▶ **Written problem**
Reproduce verbatim only the lines from the one containing "Enumerate this chart's" through the last line below, both included.

▶ **Figure content listings**
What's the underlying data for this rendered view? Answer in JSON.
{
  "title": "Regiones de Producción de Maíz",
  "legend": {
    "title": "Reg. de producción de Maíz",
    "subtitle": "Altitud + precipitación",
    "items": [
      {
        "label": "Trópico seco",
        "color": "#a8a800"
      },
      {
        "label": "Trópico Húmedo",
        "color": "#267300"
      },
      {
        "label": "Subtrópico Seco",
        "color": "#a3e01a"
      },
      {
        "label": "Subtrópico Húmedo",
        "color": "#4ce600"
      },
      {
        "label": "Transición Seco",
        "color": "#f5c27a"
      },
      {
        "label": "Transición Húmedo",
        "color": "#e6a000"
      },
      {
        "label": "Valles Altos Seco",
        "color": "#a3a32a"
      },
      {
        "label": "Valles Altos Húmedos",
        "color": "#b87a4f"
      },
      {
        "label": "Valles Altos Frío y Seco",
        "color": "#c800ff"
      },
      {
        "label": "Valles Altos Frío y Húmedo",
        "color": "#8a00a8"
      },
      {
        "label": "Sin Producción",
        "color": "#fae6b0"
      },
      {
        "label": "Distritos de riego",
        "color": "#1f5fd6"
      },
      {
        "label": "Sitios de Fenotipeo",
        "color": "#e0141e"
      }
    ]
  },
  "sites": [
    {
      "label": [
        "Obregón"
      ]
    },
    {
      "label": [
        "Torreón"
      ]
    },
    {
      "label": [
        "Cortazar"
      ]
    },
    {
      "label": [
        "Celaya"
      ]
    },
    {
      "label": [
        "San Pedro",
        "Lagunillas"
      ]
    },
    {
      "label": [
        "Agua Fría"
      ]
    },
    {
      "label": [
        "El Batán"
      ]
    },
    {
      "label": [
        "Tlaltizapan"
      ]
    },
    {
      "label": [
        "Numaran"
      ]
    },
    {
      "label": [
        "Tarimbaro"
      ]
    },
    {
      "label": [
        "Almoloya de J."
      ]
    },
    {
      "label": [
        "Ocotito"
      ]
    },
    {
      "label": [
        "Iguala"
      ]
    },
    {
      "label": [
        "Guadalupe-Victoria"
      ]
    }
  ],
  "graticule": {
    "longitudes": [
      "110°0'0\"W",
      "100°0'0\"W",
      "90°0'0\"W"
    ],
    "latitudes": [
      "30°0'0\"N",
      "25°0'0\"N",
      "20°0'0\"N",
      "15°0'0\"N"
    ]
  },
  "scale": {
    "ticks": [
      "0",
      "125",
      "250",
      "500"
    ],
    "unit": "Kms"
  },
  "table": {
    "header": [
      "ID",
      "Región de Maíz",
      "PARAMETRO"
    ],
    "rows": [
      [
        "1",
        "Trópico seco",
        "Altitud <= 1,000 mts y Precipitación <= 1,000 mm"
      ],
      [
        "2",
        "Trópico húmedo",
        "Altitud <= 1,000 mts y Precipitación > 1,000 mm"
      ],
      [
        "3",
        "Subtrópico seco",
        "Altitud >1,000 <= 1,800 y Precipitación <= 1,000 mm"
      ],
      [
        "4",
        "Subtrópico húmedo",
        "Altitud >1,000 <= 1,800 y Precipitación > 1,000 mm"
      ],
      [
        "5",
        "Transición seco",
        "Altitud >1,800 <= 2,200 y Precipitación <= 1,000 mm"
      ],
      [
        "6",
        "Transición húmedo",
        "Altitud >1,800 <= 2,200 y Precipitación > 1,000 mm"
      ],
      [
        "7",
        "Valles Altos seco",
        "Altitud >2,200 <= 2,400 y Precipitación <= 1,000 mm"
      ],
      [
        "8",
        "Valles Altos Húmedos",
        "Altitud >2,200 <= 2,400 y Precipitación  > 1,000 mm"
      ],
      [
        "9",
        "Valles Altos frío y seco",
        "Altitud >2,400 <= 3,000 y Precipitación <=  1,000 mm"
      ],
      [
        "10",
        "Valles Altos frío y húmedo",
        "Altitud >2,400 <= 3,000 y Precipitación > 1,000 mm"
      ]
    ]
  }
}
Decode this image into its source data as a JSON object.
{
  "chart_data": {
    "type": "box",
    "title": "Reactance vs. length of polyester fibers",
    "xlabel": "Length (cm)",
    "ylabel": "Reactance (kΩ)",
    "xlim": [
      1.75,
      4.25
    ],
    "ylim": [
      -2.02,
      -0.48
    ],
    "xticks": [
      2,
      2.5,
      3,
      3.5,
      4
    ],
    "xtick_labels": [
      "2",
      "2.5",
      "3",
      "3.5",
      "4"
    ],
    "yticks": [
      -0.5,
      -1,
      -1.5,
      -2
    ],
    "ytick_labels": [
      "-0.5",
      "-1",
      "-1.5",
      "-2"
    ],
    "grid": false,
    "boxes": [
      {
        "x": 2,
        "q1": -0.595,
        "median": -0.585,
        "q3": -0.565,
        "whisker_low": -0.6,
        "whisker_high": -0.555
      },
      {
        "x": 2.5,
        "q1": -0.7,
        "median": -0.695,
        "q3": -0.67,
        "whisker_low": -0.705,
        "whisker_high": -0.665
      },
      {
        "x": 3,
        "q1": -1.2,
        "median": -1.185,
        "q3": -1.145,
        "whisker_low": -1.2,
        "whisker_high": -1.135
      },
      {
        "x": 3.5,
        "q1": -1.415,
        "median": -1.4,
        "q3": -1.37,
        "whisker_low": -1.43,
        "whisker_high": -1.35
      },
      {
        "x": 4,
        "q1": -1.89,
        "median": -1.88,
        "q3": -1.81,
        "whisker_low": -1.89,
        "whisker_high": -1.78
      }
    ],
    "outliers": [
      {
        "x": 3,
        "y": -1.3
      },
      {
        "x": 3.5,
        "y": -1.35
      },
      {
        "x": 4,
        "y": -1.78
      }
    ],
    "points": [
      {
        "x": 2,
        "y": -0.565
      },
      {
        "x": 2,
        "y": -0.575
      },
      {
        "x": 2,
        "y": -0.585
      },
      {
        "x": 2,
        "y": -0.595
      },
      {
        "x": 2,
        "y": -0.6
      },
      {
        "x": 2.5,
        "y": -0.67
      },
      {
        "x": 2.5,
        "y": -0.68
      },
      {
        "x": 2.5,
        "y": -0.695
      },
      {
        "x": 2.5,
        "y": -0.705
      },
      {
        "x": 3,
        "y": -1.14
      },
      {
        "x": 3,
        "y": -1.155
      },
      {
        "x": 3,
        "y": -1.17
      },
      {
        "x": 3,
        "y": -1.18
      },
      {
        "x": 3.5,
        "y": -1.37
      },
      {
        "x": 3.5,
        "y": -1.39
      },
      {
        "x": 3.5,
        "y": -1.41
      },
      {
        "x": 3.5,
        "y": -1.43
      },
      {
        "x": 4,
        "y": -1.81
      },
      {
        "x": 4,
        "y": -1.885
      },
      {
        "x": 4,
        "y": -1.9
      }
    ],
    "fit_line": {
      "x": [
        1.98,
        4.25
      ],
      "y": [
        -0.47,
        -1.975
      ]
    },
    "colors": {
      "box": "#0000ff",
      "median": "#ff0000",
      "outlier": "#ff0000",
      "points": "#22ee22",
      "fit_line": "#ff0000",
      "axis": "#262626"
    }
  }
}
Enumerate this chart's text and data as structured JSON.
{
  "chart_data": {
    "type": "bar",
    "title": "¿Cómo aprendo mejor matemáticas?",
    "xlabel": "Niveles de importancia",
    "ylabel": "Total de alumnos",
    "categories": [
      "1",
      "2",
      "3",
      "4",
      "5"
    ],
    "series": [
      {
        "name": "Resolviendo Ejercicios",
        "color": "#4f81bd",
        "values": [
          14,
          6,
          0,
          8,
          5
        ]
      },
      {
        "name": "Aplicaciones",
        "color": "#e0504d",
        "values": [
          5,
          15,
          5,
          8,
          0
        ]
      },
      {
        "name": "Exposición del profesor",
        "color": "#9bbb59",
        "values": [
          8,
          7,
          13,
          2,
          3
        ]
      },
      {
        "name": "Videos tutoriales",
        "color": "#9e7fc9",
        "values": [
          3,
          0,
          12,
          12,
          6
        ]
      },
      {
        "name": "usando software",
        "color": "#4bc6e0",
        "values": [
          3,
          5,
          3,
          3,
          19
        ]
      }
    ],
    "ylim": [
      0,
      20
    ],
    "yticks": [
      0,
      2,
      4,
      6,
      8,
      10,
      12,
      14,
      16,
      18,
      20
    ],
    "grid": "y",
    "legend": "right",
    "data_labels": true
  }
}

▶ **Completed exercise**
Enumerate this chart's text and data as structured JSON.
{
  "chart_data": {
    "type": "bar",
    "title": "¿Cómo aprendo mejor matemáticas?",
    "xlabel": "Niveles de importancia",
    "ylabel": "Total de alumnos",
    "categories": [
      "1",
      "2",
      "3",
      "4",
      "5"
    ],
    "series": [
      {
        "name": "Resolviendo Ejercicios",
        "color": "#4f81bd",
        "values": [
          14,
          6,
          0,
          8,
          5
        ]
      },
      {
        "name": "Aplicaciones",
        "color": "#e0504d",
        "values": [
          5,
          15,
          5,
          8,
          0
        ]
      },
      {
        "name": "Exposición del profesor",
        "color": "#9bbb59",
        "values": [
          8,
          7,
          13,
          2,
          3
        ]
      },
      {
        "name": "Videos tutoriales",
        "color": "#9e7fc9",
        "values": [
          3,
          0,
          12,
          12,
          6
        ]
      },
      {
        "name": "usando software",
        "color": "#4bc6e0",
        "values": [
          3,
          5,
          3,
          3,
          19
        ]
      }
    ],
    "ylim": [
      0,
      20
    ],
    "yticks": [
      0,
      2,
      4,
      6,
      8,
      10,
      12,
      14,
      16,
      18,
      20
    ],
    "grid": "y",
    "legend": "right",
    "data_labels": true
  }
}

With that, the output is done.